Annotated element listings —
[Begin]

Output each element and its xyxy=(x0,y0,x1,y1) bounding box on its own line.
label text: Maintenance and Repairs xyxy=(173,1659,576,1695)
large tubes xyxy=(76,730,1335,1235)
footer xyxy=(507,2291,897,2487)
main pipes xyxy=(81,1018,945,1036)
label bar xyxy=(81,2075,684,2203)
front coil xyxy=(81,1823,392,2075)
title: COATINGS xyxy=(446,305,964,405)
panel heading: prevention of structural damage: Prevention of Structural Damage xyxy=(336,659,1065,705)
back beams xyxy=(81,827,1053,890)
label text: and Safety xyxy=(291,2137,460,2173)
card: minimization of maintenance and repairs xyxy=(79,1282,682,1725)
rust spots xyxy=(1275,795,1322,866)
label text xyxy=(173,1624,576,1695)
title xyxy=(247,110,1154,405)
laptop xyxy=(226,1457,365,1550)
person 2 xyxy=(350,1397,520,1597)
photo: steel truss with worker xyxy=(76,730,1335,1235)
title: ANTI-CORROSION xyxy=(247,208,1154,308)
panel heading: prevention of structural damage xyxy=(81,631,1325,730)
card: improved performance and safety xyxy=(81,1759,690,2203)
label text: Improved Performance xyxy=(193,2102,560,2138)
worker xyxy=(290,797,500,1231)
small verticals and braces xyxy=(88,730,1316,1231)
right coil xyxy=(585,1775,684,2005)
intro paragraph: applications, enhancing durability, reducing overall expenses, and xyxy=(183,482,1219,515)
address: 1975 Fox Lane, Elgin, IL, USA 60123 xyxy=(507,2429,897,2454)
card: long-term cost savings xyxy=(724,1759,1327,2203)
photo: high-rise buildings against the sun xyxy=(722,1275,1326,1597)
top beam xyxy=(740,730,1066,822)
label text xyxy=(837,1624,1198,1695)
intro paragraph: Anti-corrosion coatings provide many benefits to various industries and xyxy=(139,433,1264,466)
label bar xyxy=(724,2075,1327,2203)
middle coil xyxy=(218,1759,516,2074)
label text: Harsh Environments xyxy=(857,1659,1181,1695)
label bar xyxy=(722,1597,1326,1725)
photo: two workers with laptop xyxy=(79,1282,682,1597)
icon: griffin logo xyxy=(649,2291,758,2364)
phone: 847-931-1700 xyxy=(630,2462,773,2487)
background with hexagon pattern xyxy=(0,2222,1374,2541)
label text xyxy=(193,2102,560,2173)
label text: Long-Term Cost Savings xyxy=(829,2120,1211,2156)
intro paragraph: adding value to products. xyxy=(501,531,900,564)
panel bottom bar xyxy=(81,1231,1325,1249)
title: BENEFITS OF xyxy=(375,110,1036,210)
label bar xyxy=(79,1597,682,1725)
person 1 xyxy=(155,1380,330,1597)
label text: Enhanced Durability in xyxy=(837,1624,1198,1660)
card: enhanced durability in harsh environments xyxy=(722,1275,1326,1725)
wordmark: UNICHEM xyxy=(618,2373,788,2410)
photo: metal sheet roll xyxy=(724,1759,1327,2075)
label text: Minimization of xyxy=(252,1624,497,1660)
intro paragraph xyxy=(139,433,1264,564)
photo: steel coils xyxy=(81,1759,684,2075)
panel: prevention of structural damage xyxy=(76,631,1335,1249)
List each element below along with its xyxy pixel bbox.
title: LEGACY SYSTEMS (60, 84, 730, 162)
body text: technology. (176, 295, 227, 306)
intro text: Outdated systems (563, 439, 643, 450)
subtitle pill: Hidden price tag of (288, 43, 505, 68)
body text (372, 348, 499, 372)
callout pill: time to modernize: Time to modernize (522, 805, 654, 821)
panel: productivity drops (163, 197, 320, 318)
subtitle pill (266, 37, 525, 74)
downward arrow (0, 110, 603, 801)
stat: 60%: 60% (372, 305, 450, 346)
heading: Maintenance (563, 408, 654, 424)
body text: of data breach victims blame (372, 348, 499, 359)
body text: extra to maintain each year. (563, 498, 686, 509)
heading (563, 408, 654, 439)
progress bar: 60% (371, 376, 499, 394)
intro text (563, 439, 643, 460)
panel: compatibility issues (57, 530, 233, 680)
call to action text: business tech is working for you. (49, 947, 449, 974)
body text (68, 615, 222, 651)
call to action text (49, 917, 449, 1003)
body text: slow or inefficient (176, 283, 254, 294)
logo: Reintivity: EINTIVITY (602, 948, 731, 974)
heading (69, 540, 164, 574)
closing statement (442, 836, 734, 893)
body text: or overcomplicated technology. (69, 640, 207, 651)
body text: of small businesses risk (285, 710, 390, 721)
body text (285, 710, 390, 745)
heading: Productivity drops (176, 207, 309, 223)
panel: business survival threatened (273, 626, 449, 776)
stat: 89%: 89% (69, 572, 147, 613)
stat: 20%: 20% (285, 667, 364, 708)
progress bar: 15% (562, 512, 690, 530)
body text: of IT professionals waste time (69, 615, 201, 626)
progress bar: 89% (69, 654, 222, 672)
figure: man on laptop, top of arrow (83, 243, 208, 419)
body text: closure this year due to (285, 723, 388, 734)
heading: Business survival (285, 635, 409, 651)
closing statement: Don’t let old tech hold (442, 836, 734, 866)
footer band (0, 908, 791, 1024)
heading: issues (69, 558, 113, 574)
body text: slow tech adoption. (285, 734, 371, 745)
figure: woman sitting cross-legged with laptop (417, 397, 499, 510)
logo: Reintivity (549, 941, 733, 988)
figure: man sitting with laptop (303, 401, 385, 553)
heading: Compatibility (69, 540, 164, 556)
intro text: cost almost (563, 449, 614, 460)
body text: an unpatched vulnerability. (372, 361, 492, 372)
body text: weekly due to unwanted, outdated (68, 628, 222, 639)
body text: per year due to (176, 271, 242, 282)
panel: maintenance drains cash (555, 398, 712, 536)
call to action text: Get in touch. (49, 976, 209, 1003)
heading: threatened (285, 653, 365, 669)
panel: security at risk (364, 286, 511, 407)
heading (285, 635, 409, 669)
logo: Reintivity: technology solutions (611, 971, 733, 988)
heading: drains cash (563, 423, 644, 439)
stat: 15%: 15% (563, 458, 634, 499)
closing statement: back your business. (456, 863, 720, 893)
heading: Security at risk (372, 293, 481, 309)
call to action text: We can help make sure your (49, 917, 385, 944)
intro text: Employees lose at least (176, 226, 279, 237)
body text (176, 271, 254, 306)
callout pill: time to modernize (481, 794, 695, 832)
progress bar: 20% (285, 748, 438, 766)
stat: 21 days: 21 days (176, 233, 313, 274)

[End]

WORK TO COMPLETE — Copy the rows verbatim from the start of the rows through the line containing "front coil xyxy=(81,1823,392,2075)", inclusive.

OUTPUT OF THE EXERCISE —
Output each element and its xyxy=(x0,y0,x1,y1) bounding box on its own line.
label text: Maintenance and Repairs xyxy=(173,1659,576,1695)
large tubes xyxy=(76,730,1335,1235)
footer xyxy=(507,2291,897,2487)
main pipes xyxy=(81,1018,945,1036)
label bar xyxy=(81,2075,684,2203)
front coil xyxy=(81,1823,392,2075)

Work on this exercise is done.